→ **Task requirements**
Go through the listing and copy each line with the string "blurry".

→ **Data provided**
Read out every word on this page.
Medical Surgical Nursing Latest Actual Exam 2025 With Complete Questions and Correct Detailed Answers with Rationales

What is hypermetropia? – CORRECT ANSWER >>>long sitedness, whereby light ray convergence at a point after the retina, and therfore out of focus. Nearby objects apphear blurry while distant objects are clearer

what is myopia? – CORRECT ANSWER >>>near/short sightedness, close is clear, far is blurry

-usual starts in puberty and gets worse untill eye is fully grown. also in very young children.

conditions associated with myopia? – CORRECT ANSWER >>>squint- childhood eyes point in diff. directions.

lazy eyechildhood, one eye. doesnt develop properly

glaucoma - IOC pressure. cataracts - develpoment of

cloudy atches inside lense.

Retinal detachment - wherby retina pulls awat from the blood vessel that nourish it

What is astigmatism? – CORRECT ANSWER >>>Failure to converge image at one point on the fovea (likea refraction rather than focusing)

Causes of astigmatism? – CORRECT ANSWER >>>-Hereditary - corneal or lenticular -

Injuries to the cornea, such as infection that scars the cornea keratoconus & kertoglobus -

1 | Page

→ **Task response**
What is hypermetropia? – CORRECT ANSWER >>>long sitedness, whereby light ray convergence at a point after the retina, and therfore out of focus. Nearby objects apphear blurry while distant objects are clearer
what is myopia? – CORRECT ANSWER >>>near/short sightedness, close is clear, far is blurry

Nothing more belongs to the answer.